[Exercises]:
1) In the article on the Gibbs stamp, what position does Kenneth Jolls hold at Iowa State University?
2) Return the part of the article on the Gibbs stamp that starts at "This month, the" and ends at "on Gibbs' work.", copied word for word.

[Excerpted text]:
AMES, Iowa -- An Iowa State University professor has been instrumental in developing a new first-class stamp that pays tribute to an American scientist.
This month, the U.S. Postal Service unveiled its 2005 series, "American Scientists," which includes a stamp honoring Josiah Willard Gibbs, a noted 19th century thermodynamicist.
Kenneth Jolls, ISU professor of chemical engineering, was invited to consult on the stamp's design when Postal Service researchers came across his Web site on Gibbs' work.
Gibbs is widely acknowledged for developing modern thermodynamic analysis, a method for describing transfers of energy between systems and their surroundings as dictated by the laws of thermodynamics (nature's rules concerning what can and can't be done with energy).
Although sometimes referred to as a chemist, Gibbs was a thermodynamicist, according to Jolls. At his request, the Postal Service changed Gibbs' title on the stamp.

[Entries drawn from a collection]
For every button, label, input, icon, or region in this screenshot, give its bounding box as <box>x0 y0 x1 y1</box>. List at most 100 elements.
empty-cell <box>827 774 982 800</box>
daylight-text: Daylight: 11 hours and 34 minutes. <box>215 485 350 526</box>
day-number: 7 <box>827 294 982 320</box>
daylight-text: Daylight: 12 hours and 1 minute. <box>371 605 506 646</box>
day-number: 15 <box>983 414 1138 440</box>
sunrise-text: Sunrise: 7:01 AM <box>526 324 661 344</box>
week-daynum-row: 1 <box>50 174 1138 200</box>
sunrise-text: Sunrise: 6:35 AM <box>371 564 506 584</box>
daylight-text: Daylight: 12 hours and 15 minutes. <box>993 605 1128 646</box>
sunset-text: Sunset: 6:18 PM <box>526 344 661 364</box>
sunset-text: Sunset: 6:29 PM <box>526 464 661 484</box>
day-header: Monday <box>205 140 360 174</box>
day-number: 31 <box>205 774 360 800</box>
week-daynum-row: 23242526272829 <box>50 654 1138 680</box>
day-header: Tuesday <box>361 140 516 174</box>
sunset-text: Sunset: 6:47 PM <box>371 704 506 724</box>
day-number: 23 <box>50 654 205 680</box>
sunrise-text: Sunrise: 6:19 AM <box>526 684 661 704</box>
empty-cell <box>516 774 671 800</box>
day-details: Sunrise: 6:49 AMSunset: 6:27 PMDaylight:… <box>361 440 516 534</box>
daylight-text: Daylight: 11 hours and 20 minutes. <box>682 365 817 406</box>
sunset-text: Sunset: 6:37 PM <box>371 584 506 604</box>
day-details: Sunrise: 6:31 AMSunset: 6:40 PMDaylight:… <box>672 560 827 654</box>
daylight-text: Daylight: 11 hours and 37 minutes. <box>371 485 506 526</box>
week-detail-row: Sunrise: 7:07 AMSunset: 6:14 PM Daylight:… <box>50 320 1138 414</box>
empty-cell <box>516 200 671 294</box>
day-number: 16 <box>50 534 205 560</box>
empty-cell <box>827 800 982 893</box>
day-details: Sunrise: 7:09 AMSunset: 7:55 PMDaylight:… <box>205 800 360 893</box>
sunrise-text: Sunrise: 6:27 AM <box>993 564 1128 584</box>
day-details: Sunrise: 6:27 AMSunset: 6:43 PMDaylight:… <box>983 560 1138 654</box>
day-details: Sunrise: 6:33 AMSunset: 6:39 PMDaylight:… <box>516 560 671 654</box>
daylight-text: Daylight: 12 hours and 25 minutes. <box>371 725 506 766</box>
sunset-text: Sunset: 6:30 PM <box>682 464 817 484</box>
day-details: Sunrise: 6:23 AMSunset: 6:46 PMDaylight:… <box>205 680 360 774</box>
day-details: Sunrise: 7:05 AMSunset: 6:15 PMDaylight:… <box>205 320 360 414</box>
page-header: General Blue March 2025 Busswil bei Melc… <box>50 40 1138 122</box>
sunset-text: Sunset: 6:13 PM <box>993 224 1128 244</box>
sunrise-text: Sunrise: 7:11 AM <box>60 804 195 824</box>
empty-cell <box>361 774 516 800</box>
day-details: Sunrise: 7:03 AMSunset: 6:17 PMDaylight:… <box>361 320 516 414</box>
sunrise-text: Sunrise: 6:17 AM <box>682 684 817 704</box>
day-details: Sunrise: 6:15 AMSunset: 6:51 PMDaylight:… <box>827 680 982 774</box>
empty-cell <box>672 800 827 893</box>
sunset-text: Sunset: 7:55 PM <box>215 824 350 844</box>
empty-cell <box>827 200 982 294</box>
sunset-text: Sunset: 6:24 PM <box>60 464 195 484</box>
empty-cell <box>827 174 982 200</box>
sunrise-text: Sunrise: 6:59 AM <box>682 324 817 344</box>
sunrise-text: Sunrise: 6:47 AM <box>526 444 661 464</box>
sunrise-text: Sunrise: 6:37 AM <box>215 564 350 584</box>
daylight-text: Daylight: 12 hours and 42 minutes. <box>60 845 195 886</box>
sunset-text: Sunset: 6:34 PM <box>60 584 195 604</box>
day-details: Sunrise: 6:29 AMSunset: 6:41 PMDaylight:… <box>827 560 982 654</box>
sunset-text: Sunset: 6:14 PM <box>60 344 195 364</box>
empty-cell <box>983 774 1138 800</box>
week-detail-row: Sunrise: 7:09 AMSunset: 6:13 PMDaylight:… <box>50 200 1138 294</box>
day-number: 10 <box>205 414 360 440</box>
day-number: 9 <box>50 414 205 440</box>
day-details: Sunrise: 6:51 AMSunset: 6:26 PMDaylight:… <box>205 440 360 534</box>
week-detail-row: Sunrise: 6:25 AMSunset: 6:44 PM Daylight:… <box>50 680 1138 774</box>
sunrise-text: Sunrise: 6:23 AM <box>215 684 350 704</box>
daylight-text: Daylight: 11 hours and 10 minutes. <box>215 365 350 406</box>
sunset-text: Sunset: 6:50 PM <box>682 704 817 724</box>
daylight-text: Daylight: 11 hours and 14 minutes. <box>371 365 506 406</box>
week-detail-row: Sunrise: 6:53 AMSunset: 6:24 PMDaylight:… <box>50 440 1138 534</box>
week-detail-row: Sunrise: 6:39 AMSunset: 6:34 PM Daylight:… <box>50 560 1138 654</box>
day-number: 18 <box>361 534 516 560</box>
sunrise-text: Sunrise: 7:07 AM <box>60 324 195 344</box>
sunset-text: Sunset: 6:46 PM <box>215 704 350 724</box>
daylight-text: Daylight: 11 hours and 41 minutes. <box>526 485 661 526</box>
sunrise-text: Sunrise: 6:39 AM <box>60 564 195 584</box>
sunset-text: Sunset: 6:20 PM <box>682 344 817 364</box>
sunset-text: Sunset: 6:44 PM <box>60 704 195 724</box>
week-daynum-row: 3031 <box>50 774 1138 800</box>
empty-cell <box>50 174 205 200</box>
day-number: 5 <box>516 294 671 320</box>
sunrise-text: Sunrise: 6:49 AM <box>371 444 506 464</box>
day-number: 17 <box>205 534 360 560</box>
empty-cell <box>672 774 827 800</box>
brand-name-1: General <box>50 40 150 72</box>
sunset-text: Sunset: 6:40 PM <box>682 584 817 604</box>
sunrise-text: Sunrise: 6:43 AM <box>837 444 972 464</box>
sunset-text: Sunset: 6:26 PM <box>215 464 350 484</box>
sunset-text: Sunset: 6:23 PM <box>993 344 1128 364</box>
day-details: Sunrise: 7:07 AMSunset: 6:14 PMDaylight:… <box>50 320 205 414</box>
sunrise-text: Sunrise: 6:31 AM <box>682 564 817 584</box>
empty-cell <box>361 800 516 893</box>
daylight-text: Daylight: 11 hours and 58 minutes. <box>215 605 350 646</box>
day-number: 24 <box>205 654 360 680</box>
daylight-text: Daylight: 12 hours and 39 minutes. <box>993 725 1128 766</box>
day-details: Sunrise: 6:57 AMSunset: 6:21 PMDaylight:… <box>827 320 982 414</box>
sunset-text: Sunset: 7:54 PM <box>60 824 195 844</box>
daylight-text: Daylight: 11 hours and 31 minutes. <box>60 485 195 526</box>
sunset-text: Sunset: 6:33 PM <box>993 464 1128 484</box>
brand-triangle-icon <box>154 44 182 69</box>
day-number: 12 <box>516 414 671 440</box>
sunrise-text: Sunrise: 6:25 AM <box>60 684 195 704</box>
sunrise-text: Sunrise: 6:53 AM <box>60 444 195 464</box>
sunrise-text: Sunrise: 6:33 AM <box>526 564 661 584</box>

[Task solutions]:
1) He is a professor of chemical engineering.

2)
This month, the U.S. Postal Service unveiled its 2005 series, "American Scientists," which includes a stamp honoring Josiah Willard Gibbs, a noted 19th century thermodynamicist.
Kenneth Jolls, ISU professor of chemical engineering, was invited to consult on the stamp's design when Postal Service researchers came across his Web site on Gibbs' work.